Element and region data:
++++++

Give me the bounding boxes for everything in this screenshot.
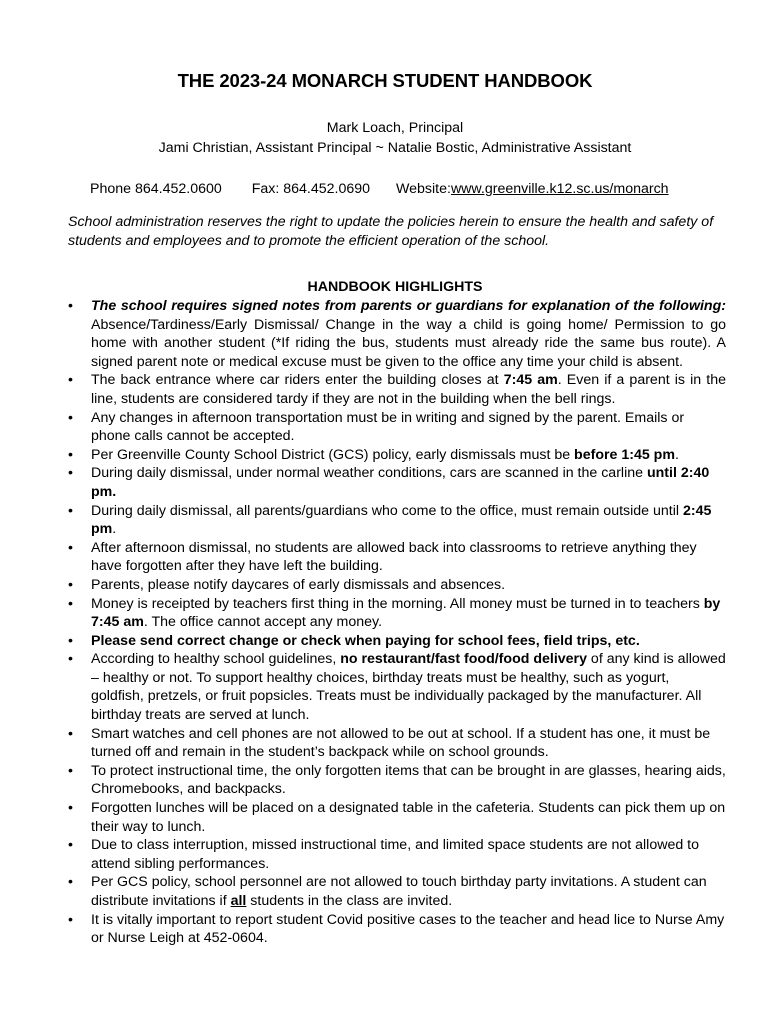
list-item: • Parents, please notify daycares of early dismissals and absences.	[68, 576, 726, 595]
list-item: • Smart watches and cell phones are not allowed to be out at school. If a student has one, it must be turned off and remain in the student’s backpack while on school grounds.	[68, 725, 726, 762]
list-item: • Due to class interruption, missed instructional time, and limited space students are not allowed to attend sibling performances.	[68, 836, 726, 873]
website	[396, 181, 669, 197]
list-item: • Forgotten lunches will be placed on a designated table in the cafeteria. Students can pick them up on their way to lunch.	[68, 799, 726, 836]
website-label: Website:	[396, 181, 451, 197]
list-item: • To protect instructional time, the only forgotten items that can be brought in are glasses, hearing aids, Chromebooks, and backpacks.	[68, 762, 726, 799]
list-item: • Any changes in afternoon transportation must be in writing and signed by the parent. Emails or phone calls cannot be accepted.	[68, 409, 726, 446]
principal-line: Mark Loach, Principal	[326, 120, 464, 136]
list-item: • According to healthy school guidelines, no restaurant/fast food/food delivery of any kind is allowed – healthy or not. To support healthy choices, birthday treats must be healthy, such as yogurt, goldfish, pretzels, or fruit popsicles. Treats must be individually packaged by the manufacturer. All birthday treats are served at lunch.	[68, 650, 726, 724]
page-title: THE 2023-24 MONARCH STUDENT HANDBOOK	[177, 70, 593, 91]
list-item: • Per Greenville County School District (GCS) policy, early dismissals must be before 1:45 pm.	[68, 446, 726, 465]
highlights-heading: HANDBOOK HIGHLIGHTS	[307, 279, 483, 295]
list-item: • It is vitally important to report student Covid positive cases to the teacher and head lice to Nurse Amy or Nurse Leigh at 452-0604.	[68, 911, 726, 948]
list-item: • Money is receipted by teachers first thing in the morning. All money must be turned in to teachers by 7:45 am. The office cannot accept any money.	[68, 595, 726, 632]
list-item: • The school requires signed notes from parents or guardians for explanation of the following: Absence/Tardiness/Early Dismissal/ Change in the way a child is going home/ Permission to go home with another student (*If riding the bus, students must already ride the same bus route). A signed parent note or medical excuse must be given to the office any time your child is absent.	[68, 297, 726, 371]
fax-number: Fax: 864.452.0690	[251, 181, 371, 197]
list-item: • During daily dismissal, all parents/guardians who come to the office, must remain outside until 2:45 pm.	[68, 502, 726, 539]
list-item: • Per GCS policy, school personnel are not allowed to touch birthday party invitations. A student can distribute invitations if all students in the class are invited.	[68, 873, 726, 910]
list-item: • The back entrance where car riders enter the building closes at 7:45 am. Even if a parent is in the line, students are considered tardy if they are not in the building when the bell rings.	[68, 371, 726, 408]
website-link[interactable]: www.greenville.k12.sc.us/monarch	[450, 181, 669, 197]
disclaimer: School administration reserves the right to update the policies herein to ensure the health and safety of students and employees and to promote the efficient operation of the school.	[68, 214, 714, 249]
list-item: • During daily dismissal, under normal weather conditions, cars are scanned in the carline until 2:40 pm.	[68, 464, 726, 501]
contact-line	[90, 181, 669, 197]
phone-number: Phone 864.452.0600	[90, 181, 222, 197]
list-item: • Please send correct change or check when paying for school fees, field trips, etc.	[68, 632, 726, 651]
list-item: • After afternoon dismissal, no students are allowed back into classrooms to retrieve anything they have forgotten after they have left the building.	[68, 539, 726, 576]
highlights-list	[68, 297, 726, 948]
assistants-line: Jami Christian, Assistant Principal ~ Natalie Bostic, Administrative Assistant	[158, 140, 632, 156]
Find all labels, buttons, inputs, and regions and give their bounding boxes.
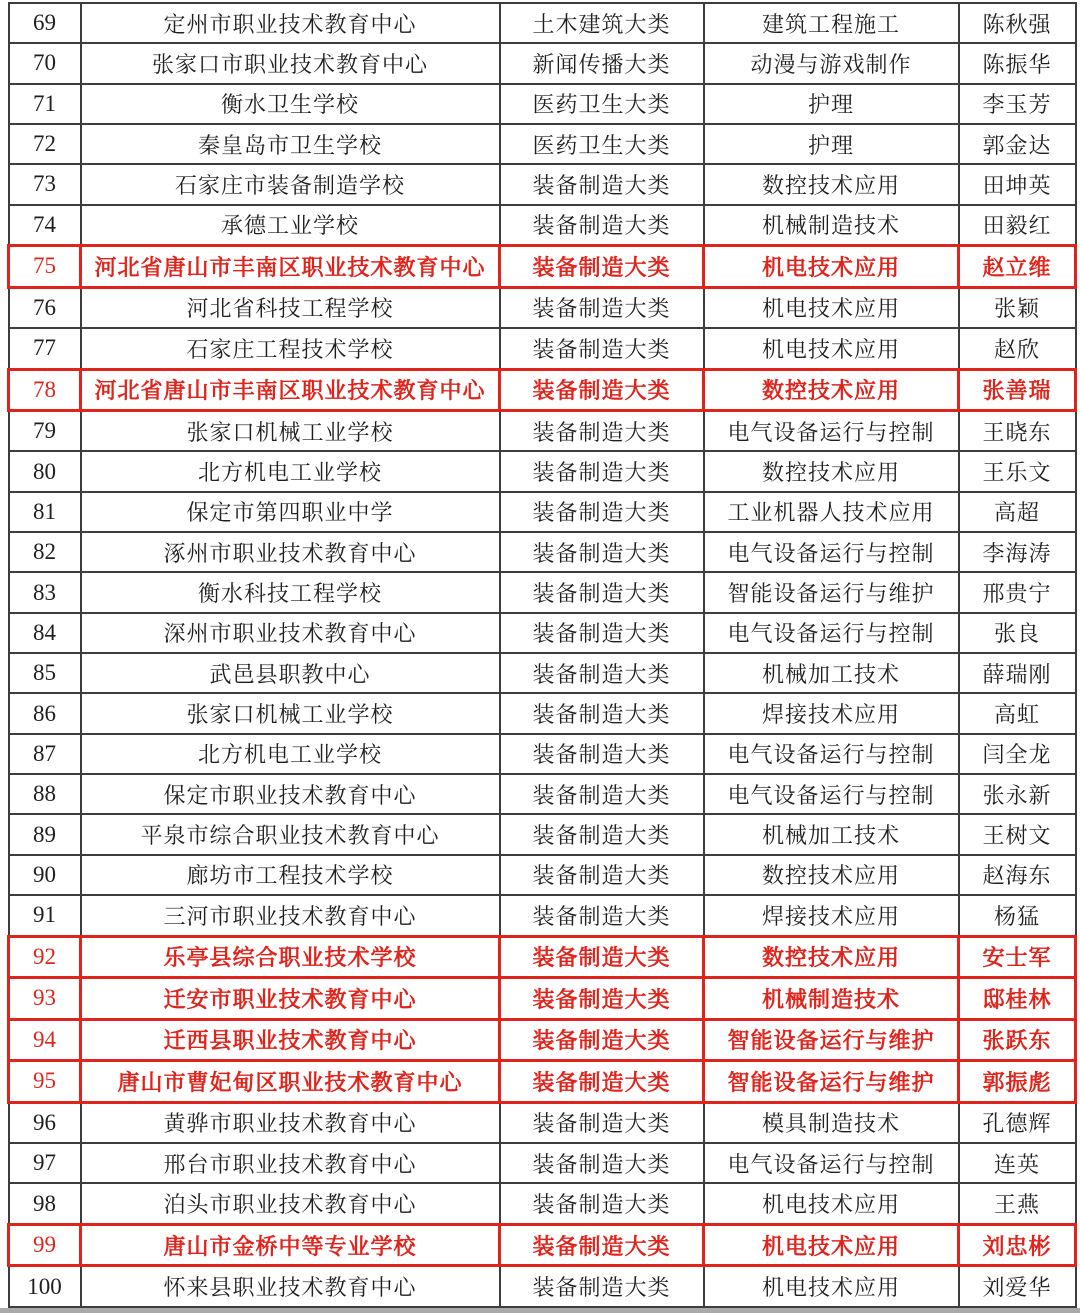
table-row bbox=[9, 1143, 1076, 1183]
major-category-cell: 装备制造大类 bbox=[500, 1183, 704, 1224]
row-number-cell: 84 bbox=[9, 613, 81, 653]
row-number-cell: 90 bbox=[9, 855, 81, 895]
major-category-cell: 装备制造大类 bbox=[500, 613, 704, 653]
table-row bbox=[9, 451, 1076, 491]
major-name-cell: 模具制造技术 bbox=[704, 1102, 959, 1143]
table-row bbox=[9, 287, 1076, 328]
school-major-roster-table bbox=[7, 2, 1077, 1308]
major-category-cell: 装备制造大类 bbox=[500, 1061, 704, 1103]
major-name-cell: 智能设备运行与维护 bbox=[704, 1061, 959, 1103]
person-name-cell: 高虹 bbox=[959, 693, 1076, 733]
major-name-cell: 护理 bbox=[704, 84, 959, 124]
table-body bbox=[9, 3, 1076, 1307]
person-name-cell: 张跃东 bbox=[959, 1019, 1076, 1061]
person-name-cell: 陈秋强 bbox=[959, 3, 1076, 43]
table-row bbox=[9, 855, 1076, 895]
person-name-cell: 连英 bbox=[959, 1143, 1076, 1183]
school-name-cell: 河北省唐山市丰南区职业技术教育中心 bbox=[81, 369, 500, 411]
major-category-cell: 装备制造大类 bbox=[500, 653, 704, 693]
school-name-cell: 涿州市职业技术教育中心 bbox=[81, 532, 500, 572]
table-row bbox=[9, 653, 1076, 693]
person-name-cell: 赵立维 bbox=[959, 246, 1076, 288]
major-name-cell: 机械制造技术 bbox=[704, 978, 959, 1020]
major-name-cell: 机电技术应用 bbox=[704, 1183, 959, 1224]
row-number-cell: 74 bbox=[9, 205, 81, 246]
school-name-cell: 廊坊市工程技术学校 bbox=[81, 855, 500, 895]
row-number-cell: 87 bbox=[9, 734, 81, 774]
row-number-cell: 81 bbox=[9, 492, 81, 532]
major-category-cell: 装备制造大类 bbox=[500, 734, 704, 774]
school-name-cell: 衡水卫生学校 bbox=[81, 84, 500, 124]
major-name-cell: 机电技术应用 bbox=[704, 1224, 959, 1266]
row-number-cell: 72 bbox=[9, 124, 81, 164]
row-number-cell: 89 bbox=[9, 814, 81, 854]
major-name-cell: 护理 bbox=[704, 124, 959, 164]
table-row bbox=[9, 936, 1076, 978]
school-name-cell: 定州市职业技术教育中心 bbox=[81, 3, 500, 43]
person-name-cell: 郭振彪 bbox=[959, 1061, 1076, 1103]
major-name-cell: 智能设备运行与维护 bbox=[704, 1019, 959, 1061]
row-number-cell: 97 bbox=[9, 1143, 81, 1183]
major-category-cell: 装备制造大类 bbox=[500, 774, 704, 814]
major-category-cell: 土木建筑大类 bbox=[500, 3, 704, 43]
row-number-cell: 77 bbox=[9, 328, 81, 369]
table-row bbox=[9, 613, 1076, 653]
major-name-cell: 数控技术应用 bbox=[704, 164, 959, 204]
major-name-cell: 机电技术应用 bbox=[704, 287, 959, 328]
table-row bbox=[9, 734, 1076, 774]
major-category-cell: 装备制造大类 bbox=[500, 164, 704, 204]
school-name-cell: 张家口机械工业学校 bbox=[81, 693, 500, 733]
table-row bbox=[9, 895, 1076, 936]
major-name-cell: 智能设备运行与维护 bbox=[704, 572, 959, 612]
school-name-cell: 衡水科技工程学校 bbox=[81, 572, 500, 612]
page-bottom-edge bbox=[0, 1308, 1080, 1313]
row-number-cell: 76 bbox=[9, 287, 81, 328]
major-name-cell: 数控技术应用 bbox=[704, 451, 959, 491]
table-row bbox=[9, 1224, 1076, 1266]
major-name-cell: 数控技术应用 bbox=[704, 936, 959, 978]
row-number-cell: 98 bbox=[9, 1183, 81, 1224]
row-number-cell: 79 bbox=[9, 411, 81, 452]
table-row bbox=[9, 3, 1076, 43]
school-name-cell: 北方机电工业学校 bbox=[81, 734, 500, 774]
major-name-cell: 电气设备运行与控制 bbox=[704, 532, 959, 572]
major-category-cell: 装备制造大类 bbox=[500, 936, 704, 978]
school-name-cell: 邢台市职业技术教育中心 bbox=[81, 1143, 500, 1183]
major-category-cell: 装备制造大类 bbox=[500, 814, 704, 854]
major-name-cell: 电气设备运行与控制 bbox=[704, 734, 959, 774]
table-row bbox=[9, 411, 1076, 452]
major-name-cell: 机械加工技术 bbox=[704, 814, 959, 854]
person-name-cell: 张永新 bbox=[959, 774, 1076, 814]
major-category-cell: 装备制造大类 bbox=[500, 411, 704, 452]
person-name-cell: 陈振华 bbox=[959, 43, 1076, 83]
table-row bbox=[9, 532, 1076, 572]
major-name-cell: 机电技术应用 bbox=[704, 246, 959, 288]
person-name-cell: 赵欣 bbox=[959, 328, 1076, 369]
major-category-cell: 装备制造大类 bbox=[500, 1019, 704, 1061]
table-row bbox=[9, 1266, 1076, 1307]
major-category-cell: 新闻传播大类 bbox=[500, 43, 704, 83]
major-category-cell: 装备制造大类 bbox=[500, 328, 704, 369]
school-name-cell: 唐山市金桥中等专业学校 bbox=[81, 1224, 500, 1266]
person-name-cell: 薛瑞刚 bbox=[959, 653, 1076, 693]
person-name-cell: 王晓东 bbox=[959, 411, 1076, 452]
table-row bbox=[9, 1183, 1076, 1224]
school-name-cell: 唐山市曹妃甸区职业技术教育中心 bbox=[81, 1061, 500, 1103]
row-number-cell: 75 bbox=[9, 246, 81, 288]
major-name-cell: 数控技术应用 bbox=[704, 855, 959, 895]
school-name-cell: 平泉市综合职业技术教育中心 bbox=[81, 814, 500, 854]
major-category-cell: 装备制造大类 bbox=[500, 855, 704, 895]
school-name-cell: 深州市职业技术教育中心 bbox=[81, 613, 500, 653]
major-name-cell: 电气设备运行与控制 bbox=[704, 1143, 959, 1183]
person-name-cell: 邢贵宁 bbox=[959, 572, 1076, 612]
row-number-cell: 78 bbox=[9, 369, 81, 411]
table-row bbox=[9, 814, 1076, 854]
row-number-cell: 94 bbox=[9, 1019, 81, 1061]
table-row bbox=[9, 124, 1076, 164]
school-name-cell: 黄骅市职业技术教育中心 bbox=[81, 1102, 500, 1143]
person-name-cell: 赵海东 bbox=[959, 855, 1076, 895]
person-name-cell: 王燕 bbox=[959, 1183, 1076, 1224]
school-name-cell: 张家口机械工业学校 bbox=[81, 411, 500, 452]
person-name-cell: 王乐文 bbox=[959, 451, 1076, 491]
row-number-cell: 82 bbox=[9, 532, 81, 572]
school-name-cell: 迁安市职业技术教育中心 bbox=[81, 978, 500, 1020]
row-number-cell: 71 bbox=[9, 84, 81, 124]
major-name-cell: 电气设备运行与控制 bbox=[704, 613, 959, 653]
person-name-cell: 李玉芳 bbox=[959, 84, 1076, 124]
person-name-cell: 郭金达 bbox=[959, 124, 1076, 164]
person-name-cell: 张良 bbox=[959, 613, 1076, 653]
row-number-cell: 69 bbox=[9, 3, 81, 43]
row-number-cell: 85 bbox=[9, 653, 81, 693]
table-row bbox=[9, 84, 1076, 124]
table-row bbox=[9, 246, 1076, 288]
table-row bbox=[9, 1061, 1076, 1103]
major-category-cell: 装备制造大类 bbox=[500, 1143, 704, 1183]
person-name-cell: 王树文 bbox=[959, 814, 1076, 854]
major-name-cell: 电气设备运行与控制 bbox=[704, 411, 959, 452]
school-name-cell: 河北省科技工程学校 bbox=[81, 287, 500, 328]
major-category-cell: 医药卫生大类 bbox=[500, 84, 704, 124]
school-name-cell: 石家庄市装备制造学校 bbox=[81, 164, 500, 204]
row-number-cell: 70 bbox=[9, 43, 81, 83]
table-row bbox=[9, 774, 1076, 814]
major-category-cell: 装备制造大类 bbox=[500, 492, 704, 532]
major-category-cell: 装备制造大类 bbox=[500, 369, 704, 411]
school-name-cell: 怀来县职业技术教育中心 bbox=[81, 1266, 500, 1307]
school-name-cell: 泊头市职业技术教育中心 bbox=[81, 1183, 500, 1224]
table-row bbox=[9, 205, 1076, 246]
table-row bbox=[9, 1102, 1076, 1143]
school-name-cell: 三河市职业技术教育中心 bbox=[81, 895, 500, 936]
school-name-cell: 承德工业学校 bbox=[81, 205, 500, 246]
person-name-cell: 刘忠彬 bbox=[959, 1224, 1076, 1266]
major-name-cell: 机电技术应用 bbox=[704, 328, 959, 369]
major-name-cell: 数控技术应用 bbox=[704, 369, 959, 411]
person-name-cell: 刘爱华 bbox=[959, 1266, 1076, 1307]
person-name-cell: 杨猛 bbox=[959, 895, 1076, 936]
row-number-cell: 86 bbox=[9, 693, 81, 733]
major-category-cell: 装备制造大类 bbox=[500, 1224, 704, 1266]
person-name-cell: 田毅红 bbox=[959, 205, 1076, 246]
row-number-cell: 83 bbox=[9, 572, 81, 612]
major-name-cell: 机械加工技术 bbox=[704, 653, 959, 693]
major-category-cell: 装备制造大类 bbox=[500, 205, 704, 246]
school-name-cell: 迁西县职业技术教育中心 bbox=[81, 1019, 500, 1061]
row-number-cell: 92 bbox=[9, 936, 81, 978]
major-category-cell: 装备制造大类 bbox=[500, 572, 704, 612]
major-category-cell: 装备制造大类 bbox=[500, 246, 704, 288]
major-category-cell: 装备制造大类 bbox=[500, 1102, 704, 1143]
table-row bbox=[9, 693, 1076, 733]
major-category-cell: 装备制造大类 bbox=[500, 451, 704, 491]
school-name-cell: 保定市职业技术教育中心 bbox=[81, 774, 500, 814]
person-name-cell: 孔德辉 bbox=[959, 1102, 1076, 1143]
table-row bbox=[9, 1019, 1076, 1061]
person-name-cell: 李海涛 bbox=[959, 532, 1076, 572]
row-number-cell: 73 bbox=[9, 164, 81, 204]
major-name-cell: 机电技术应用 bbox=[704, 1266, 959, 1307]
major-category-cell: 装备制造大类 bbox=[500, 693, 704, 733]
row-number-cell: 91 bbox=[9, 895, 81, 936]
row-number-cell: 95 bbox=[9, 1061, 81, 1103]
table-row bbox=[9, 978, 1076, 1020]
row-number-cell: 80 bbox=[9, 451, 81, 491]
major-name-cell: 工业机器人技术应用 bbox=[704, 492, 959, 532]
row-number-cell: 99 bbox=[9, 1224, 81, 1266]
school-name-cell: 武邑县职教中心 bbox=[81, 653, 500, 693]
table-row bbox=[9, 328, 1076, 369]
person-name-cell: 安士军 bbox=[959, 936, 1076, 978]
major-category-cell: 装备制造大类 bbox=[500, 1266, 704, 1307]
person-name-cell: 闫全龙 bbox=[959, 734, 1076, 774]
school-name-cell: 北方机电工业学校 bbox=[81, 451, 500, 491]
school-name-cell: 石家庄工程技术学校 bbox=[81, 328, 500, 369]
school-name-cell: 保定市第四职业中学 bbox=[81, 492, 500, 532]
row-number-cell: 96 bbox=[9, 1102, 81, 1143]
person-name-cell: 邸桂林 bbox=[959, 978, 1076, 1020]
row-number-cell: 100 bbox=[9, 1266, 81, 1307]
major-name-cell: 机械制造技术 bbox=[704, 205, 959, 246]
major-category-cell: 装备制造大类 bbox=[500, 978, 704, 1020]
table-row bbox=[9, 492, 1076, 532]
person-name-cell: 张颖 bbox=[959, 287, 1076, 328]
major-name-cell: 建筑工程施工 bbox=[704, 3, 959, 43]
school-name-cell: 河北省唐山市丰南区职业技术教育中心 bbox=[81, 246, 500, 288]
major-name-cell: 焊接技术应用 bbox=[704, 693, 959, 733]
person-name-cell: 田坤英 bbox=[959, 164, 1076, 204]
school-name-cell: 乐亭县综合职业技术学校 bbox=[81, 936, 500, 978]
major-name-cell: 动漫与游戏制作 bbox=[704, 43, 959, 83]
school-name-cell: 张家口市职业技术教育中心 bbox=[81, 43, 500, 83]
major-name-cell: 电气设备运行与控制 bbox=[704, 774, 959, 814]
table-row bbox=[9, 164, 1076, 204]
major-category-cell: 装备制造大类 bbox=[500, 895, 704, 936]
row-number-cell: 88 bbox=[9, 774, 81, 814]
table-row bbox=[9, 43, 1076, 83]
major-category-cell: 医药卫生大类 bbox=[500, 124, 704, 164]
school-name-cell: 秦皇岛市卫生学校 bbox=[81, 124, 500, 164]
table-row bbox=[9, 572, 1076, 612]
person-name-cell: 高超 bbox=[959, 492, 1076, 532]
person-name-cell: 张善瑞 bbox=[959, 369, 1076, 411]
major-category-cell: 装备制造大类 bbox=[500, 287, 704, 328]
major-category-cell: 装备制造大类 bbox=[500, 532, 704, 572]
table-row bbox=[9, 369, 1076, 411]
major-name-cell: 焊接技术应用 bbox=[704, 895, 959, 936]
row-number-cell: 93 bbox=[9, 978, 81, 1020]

++++++

Rewrite the stretch from "list-item: • Parents, please" through "181, 451, 197]", substituting "child care centers" for "daycares" and leaving everything else in those lines unchanged.

list-item: • Parents, please notify child care centers of early dismissals and absences.	[68, 576, 726, 595]
list-item: • Smart watches and cell phones are not allowed to be out at school. If a student has one, it must be turned off and remain in the student’s backpack while on school grounds.	[68, 725, 726, 762]
list-item: • Due to class interruption, missed instructional time, and limited space students are not allowed to attend sibling performances.	[68, 836, 726, 873]
website	[396, 181, 669, 197]
list-item: • Forgotten lunches will be placed on a designated table in the cafeteria. Students can pick them up on their way to lunch.	[68, 799, 726, 836]
website-label: Website:	[396, 181, 451, 197]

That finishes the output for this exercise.